## PROBLEM REQUIREMENTS
Extract the line that contains "Serialize everything readable" and every line after it through the end of the records below, exactly as written, leaving out any pictures.

+ + + +

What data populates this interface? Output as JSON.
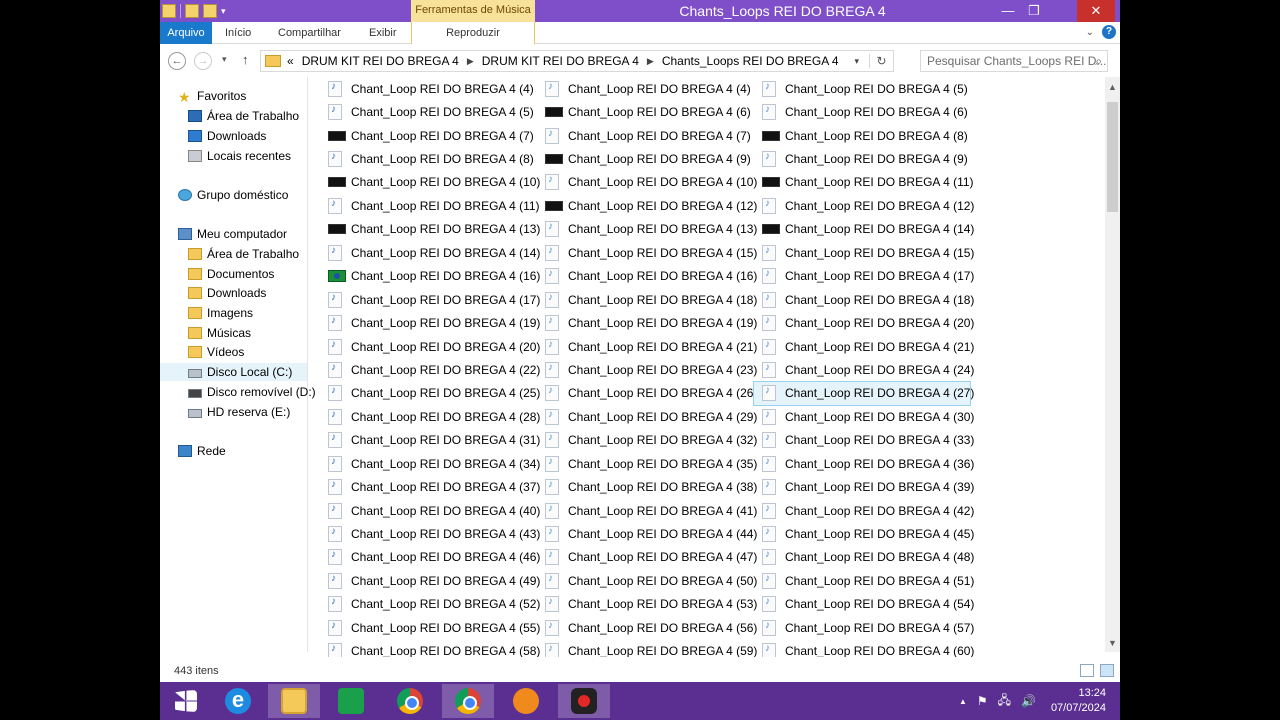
{
  "window": {
    "title": "Chants_Loops REI DO BREGA 4",
    "context_tab": "Ferramentas de Música",
    "controls": {
      "minimize": "—",
      "maximize": "❐",
      "close": "✕"
    }
  },
  "ribbon": {
    "tabs": [
      "Arquivo",
      "Início",
      "Compartilhar",
      "Exibir",
      "Reproduzir"
    ],
    "help": "?"
  },
  "address": {
    "prefix": "«",
    "crumbs": [
      "DRUM KIT REI DO BREGA 4",
      "DRUM KIT REI DO BREGA 4",
      "Chants_Loops REI DO BREGA 4"
    ],
    "search_placeholder": "Pesquisar Chants_Loops REI D..."
  },
  "nav": {
    "items": [
      {
        "label": "Favoritos",
        "icon": "star-icon"
      },
      {
        "label": "Área de Trabalho",
        "icon": "desktop-icon"
      },
      {
        "label": "Downloads",
        "icon": "downloads-icon"
      },
      {
        "label": "Locais recentes",
        "icon": "recent-places-icon"
      },
      {
        "label": "Grupo doméstico",
        "icon": "homegroup-icon"
      },
      {
        "label": "Meu computador",
        "icon": "computer-icon"
      },
      {
        "label": "Área de Trabalho",
        "icon": "desktop-icon"
      },
      {
        "label": "Documentos",
        "icon": "documents-icon"
      },
      {
        "label": "Downloads",
        "icon": "downloads-icon"
      },
      {
        "label": "Imagens",
        "icon": "pictures-icon"
      },
      {
        "label": "Músicas",
        "icon": "music-icon"
      },
      {
        "label": "Vídeos",
        "icon": "videos-icon"
      },
      {
        "label": "Disco Local (C:)",
        "icon": "local-disk-icon"
      },
      {
        "label": "Disco removível (D:)",
        "icon": "removable-disk-icon"
      },
      {
        "label": "HD reserva (E:)",
        "icon": "hard-drive-icon"
      },
      {
        "label": "Rede",
        "icon": "network-icon"
      }
    ]
  },
  "files": {
    "columns": [
      [
        {
          "name": "Chant_Loop REI DO BREGA 4 (4)",
          "icon": "wav"
        },
        {
          "name": "Chant_Loop REI DO BREGA 4 (5)",
          "icon": "wav"
        },
        {
          "name": "Chant_Loop REI DO BREGA 4 (7)",
          "icon": "img"
        },
        {
          "name": "Chant_Loop REI DO BREGA 4 (8)",
          "icon": "wav"
        },
        {
          "name": "Chant_Loop REI DO BREGA 4 (10)",
          "icon": "img"
        },
        {
          "name": "Chant_Loop REI DO BREGA 4 (11)",
          "icon": "wav"
        },
        {
          "name": "Chant_Loop REI DO BREGA 4 (13)",
          "icon": "img"
        },
        {
          "name": "Chant_Loop REI DO BREGA 4 (14)",
          "icon": "wav"
        },
        {
          "name": "Chant_Loop REI DO BREGA 4 (16)",
          "icon": "flag"
        },
        {
          "name": "Chant_Loop REI DO BREGA 4 (17)",
          "icon": "wav"
        },
        {
          "name": "Chant_Loop REI DO BREGA 4 (19)",
          "icon": "wav"
        },
        {
          "name": "Chant_Loop REI DO BREGA 4 (20)",
          "icon": "wav"
        },
        {
          "name": "Chant_Loop REI DO BREGA 4 (22)",
          "icon": "wav"
        },
        {
          "name": "Chant_Loop REI DO BREGA 4 (25)",
          "icon": "wav"
        },
        {
          "name": "Chant_Loop REI DO BREGA 4 (28)",
          "icon": "wav"
        },
        {
          "name": "Chant_Loop REI DO BREGA 4 (31)",
          "icon": "wav"
        },
        {
          "name": "Chant_Loop REI DO BREGA 4 (34)",
          "icon": "wav"
        },
        {
          "name": "Chant_Loop REI DO BREGA 4 (37)",
          "icon": "wav"
        },
        {
          "name": "Chant_Loop REI DO BREGA 4 (40)",
          "icon": "wav"
        },
        {
          "name": "Chant_Loop REI DO BREGA 4 (43)",
          "icon": "wav"
        },
        {
          "name": "Chant_Loop REI DO BREGA 4 (46)",
          "icon": "wav"
        },
        {
          "name": "Chant_Loop REI DO BREGA 4 (49)",
          "icon": "wav"
        },
        {
          "name": "Chant_Loop REI DO BREGA 4 (52)",
          "icon": "wav"
        },
        {
          "name": "Chant_Loop REI DO BREGA 4 (55)",
          "icon": "wav"
        },
        {
          "name": "Chant_Loop REI DO BREGA 4 (58)",
          "icon": "wav"
        }
      ],
      [
        {
          "name": "Chant_Loop REI DO BREGA 4 (4)",
          "icon": "mp3"
        },
        {
          "name": "Chant_Loop REI DO BREGA 4 (6)",
          "icon": "img"
        },
        {
          "name": "Chant_Loop REI DO BREGA 4 (7)",
          "icon": "mp3"
        },
        {
          "name": "Chant_Loop REI DO BREGA 4 (9)",
          "icon": "img"
        },
        {
          "name": "Chant_Loop REI DO BREGA 4 (10)",
          "icon": "mp3"
        },
        {
          "name": "Chant_Loop REI DO BREGA 4 (12)",
          "icon": "img"
        },
        {
          "name": "Chant_Loop REI DO BREGA 4 (13)",
          "icon": "mp3"
        },
        {
          "name": "Chant_Loop REI DO BREGA 4 (15)",
          "icon": "mp3"
        },
        {
          "name": "Chant_Loop REI DO BREGA 4 (16)",
          "icon": "mp3"
        },
        {
          "name": "Chant_Loop REI DO BREGA 4 (18)",
          "icon": "mp3"
        },
        {
          "name": "Chant_Loop REI DO BREGA 4 (19)",
          "icon": "mp3"
        },
        {
          "name": "Chant_Loop REI DO BREGA 4 (21)",
          "icon": "mp3"
        },
        {
          "name": "Chant_Loop REI DO BREGA 4 (23)",
          "icon": "mp3"
        },
        {
          "name": "Chant_Loop REI DO BREGA 4 (26)",
          "icon": "mp3"
        },
        {
          "name": "Chant_Loop REI DO BREGA 4 (29)",
          "icon": "mp3"
        },
        {
          "name": "Chant_Loop REI DO BREGA 4 (32)",
          "icon": "mp3"
        },
        {
          "name": "Chant_Loop REI DO BREGA 4 (35)",
          "icon": "mp3"
        },
        {
          "name": "Chant_Loop REI DO BREGA 4 (38)",
          "icon": "mp3"
        },
        {
          "name": "Chant_Loop REI DO BREGA 4 (41)",
          "icon": "mp3"
        },
        {
          "name": "Chant_Loop REI DO BREGA 4 (44)",
          "icon": "mp3"
        },
        {
          "name": "Chant_Loop REI DO BREGA 4 (47)",
          "icon": "mp3"
        },
        {
          "name": "Chant_Loop REI DO BREGA 4 (50)",
          "icon": "mp3"
        },
        {
          "name": "Chant_Loop REI DO BREGA 4 (53)",
          "icon": "mp3"
        },
        {
          "name": "Chant_Loop REI DO BREGA 4 (56)",
          "icon": "mp3"
        },
        {
          "name": "Chant_Loop REI DO BREGA 4 (59)",
          "icon": "mp3"
        }
      ],
      [
        {
          "name": "Chant_Loop REI DO BREGA 4 (5)",
          "icon": "mp3"
        },
        {
          "name": "Chant_Loop REI DO BREGA 4 (6)",
          "icon": "mp3"
        },
        {
          "name": "Chant_Loop REI DO BREGA 4 (8)",
          "icon": "img"
        },
        {
          "name": "Chant_Loop REI DO BREGA 4 (9)",
          "icon": "mp3"
        },
        {
          "name": "Chant_Loop REI DO BREGA 4 (11)",
          "icon": "img"
        },
        {
          "name": "Chant_Loop REI DO BREGA 4 (12)",
          "icon": "mp3"
        },
        {
          "name": "Chant_Loop REI DO BREGA 4 (14)",
          "icon": "img"
        },
        {
          "name": "Chant_Loop REI DO BREGA 4 (15)",
          "icon": "mp3"
        },
        {
          "name": "Chant_Loop REI DO BREGA 4 (17)",
          "icon": "mp3"
        },
        {
          "name": "Chant_Loop REI DO BREGA 4 (18)",
          "icon": "mp3"
        },
        {
          "name": "Chant_Loop REI DO BREGA 4 (20)",
          "icon": "mp3"
        },
        {
          "name": "Chant_Loop REI DO BREGA 4 (21)",
          "icon": "mp3"
        },
        {
          "name": "Chant_Loop REI DO BREGA 4 (24)",
          "icon": "mp3"
        },
        {
          "name": "Chant_Loop REI DO BREGA 4 (27)",
          "icon": "mp3",
          "selected": true
        },
        {
          "name": "Chant_Loop REI DO BREGA 4 (30)",
          "icon": "mp3"
        },
        {
          "name": "Chant_Loop REI DO BREGA 4 (33)",
          "icon": "mp3"
        },
        {
          "name": "Chant_Loop REI DO BREGA 4 (36)",
          "icon": "mp3"
        },
        {
          "name": "Chant_Loop REI DO BREGA 4 (39)",
          "icon": "mp3"
        },
        {
          "name": "Chant_Loop REI DO BREGA 4 (42)",
          "icon": "mp3"
        },
        {
          "name": "Chant_Loop REI DO BREGA 4 (45)",
          "icon": "mp3"
        },
        {
          "name": "Chant_Loop REI DO BREGA 4 (48)",
          "icon": "mp3"
        },
        {
          "name": "Chant_Loop REI DO BREGA 4 (51)",
          "icon": "mp3"
        },
        {
          "name": "Chant_Loop REI DO BREGA 4 (54)",
          "icon": "mp3"
        },
        {
          "name": "Chant_Loop REI DO BREGA 4 (57)",
          "icon": "mp3"
        },
        {
          "name": "Chant_Loop REI DO BREGA 4 (60)",
          "icon": "mp3"
        }
      ]
    ]
  },
  "status": {
    "count": "443 itens"
  },
  "taskbar": {
    "apps": [
      "start-icon",
      "internet-explorer-icon",
      "file-explorer-icon",
      "store-icon",
      "chrome-icon",
      "chrome-icon",
      "fl-studio-icon",
      "screen-recorder-icon"
    ],
    "ie_glyph": "e",
    "clock_time": "13:24",
    "clock_date": "07/07/2024",
    "tray": {
      "up": "▲",
      "flag": "⚑",
      "network": "🖧",
      "volume": "🔊"
    }
  },
  "colors": {
    "title_bar": "#7e4fc9",
    "context_tab": "#f8e29a",
    "file_tab": "#1979ca",
    "taskbar": "#5b2f91",
    "selection": "#e5f3fb"
  }
}
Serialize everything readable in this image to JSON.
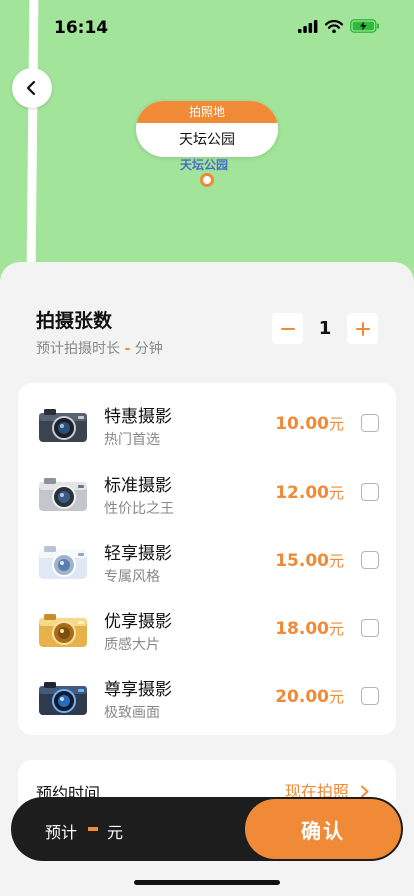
{
  "status": {
    "time": "16:14"
  },
  "map": {
    "location_card": {
      "header": "拍照地",
      "name": "天坛公园"
    },
    "map_label": "天坛公园"
  },
  "count": {
    "title": "拍摄张数",
    "sub_label": "预计拍摄时长",
    "sub_value": "-",
    "sub_unit": "分钟",
    "value": "1",
    "minus_icon": "minus-icon",
    "plus_icon": "plus-icon"
  },
  "packages": [
    {
      "name": "特惠摄影",
      "desc": "热门首选",
      "price": "10.00",
      "unit": "元",
      "icon": "camera-dark-icon",
      "checked": false
    },
    {
      "name": "标准摄影",
      "desc": "性价比之王",
      "price": "12.00",
      "unit": "元",
      "icon": "camera-silver-icon",
      "checked": false
    },
    {
      "name": "轻享摄影",
      "desc": "专属风格",
      "price": "15.00",
      "unit": "元",
      "icon": "camera-white-icon",
      "checked": false
    },
    {
      "name": "优享摄影",
      "desc": "质感大片",
      "price": "18.00",
      "unit": "元",
      "icon": "camera-gold-icon",
      "checked": false
    },
    {
      "name": "尊享摄影",
      "desc": "极致画面",
      "price": "20.00",
      "unit": "元",
      "icon": "camera-blue-icon",
      "checked": false
    }
  ],
  "booking": {
    "label": "预约时间",
    "action": "现在拍照"
  },
  "footer": {
    "total_label": "预计",
    "total_unit": "元",
    "confirm": "确认"
  },
  "colors": {
    "accent": "#f08a36",
    "map": "#a1e49a",
    "bar": "#1d1d1d"
  }
}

+ + + +

## TASK RESPONSE
Serialize everything readable in this image to JSON.
{
  "status": {
    "time": "16:14"
  },
  "map": {
    "location_card": {
      "header": "拍照地",
      "name": "天坛公园"
    },
    "map_label": "天坛公园"
  },
  "count": {
    "title": "拍摄张数",
    "sub_label": "预计拍摄时长",
    "sub_value": "-",
    "sub_unit": "分钟",
    "value": "1",
    "minus_icon": "minus-icon",
    "plus_icon": "plus-icon"
  },
  "packages": [
    {
      "name": "特惠摄影",
      "desc": "热门首选",
      "price": "10.00",
      "unit": "元",
      "icon": "camera-dark-icon",
      "checked": false
    },
    {
      "name": "标准摄影",
      "desc": "性价比之王",
      "price": "12.00",
      "unit": "元",
      "icon": "camera-silver-icon",
      "checked": false
    },
    {
      "name": "轻享摄影",
      "desc": "专属风格",
      "price": "15.00",
      "unit": "元",
      "icon": "camera-white-icon",
      "checked": false
    },
    {
      "name": "优享摄影",
      "desc": "质感大片",
      "price": "18.00",
      "unit": "元",
      "icon": "camera-gold-icon",
      "checked": false
    },
    {
      "name": "尊享摄影",
      "desc": "极致画面",
      "price": "20.00",
      "unit": "元",
      "icon": "camera-blue-icon",
      "checked": false
    }
  ],
  "booking": {
    "label": "预约时间",
    "action": "现在拍照"
  },
  "footer": {
    "total_label": "预计",
    "total_unit": "元",
    "confirm": "确认"
  },
  "colors": {
    "accent": "#f08a36",
    "map": "#a1e49a",
    "bar": "#1d1d1d"
  }
}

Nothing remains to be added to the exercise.